INSTRUCTIONS FOR THE TASK
Go through the entries one line at a time, and gather every line that has the word "text".

PROVIDED RECORDS

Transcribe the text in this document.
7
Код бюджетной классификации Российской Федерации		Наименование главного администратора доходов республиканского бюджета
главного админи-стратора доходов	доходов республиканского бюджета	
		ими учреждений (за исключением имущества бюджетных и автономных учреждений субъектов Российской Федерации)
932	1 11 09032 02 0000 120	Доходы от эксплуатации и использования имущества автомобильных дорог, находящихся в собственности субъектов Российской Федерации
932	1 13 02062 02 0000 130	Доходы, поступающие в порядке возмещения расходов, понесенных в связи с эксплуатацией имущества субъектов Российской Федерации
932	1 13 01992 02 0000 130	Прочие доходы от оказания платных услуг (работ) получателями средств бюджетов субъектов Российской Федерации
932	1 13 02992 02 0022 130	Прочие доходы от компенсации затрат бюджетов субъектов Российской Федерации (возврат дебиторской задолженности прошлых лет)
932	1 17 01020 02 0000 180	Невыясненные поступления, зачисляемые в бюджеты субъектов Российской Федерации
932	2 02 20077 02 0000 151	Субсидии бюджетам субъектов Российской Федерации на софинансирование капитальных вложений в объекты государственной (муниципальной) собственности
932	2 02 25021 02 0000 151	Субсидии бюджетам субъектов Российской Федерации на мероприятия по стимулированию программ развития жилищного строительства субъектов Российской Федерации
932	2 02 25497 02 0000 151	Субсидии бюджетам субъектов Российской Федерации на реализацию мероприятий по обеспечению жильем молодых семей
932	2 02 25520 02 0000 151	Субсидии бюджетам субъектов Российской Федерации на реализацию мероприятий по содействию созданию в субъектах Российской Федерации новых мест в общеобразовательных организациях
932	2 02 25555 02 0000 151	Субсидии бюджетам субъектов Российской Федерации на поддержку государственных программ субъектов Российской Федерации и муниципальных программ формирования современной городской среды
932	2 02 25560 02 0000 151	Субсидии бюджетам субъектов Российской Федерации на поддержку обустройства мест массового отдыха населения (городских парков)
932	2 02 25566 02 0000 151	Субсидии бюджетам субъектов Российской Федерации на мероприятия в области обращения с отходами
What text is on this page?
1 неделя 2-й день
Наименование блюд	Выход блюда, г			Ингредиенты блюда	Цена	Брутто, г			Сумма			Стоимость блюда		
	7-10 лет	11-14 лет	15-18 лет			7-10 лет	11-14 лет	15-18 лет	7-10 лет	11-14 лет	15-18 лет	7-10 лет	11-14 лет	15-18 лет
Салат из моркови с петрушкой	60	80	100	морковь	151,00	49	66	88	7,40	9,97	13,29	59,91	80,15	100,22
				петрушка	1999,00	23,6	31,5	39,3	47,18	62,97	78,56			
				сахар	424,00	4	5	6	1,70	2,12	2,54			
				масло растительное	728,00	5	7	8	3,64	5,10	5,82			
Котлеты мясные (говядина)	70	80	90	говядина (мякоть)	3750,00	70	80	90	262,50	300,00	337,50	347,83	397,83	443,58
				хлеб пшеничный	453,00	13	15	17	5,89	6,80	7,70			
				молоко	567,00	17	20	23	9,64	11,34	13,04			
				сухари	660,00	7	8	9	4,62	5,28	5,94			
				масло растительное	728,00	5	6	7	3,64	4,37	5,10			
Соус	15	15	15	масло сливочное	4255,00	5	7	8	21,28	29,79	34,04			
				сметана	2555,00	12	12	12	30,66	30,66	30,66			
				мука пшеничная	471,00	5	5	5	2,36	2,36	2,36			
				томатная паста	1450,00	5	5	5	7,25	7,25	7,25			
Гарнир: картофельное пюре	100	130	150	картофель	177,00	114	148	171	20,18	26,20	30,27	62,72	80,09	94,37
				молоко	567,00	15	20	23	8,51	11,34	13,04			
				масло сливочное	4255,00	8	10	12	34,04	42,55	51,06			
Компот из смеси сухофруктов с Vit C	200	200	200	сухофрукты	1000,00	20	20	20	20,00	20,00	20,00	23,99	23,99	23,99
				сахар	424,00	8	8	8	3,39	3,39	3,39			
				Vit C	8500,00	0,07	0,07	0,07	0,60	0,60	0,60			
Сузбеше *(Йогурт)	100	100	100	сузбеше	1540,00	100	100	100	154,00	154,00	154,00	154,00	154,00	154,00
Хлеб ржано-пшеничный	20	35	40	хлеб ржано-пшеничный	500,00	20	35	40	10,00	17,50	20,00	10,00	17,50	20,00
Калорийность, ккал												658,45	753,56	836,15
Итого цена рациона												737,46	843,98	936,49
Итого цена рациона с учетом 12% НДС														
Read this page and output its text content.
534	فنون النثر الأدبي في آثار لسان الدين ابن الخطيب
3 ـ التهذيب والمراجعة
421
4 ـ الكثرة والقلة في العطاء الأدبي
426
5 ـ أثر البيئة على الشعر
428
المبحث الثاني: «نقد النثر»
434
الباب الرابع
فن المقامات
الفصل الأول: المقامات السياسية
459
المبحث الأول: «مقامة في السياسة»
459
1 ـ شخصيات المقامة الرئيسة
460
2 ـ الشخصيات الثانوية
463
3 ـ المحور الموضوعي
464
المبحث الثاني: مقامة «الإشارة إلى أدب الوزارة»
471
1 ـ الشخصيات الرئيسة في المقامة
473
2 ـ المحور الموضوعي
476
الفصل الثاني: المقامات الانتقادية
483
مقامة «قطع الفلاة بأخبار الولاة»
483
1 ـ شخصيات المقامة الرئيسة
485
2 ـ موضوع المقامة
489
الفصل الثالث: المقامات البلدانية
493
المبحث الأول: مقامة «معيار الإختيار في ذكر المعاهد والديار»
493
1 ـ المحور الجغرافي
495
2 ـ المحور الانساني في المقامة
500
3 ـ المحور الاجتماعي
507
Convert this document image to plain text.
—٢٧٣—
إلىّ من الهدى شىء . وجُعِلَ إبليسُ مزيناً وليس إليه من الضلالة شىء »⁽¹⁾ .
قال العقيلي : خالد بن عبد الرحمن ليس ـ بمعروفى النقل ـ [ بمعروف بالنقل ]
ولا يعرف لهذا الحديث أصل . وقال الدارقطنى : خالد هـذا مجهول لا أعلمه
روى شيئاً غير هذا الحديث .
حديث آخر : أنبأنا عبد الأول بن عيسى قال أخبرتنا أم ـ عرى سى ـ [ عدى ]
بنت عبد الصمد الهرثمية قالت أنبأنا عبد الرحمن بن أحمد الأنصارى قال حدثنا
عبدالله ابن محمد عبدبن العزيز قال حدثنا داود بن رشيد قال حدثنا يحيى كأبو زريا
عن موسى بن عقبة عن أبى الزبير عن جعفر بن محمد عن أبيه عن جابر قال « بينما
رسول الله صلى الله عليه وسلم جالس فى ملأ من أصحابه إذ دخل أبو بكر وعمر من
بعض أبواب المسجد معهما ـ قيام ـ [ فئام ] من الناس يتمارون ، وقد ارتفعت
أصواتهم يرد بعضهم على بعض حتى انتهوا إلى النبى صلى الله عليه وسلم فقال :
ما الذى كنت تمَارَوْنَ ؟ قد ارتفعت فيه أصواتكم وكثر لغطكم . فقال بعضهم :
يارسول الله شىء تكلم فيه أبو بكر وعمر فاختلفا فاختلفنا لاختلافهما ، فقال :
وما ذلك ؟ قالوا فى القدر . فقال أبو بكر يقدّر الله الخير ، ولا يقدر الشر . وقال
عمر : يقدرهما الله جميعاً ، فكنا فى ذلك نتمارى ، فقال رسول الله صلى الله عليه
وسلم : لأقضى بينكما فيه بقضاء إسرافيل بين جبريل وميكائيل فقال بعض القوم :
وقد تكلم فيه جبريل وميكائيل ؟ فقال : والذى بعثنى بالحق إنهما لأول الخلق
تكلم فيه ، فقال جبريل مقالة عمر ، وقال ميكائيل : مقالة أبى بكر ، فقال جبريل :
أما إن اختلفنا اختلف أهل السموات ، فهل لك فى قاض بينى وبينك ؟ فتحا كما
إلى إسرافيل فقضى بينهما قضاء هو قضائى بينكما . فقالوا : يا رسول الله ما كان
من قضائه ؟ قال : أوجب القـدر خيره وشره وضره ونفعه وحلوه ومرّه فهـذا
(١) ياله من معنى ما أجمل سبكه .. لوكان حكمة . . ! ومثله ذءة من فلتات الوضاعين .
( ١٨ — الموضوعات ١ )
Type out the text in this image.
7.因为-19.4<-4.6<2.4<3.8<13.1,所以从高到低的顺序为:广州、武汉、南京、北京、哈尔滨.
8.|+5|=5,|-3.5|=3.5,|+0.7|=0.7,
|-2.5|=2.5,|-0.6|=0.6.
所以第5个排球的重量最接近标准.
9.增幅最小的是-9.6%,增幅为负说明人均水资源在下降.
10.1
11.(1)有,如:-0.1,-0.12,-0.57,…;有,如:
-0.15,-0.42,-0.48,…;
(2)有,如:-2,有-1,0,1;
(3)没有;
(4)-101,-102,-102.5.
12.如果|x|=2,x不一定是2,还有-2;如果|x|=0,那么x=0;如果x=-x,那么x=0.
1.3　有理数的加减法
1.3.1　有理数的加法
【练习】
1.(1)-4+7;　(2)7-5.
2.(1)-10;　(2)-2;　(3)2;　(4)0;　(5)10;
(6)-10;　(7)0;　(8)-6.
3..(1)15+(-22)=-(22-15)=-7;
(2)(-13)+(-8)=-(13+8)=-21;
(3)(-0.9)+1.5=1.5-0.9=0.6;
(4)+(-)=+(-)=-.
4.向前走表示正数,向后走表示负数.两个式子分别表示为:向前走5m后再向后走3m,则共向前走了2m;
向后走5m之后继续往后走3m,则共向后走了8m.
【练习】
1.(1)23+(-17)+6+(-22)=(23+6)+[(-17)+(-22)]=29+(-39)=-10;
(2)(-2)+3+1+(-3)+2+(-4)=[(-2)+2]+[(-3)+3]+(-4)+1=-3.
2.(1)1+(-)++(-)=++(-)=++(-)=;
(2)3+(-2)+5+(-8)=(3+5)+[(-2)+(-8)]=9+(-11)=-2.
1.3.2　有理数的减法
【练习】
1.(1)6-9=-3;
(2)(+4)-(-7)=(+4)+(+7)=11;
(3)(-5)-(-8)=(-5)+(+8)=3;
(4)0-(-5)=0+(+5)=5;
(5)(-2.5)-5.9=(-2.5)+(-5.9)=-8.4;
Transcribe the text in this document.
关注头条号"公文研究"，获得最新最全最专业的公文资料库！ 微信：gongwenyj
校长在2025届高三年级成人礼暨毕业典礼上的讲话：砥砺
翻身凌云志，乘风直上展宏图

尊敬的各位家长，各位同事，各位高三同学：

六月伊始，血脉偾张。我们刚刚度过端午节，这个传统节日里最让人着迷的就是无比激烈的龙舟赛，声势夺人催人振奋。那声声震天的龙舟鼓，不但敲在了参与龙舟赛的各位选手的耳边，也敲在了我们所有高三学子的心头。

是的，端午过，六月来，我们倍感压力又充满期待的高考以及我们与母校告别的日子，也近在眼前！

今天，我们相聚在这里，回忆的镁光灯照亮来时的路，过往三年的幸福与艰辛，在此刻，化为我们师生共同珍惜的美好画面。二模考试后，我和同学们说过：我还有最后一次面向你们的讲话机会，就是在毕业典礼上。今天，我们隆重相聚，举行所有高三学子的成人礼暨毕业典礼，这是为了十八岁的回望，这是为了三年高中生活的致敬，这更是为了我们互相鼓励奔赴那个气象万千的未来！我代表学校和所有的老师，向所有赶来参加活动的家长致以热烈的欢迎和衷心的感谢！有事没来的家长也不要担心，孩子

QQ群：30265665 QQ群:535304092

WRITTEN SOLUTION
Transcribe the text in this document.
What text is on this page?
Read this page and output its text content.
Convert this document image to plain text.
Type out the text in this image.
Transcribe the text in this document.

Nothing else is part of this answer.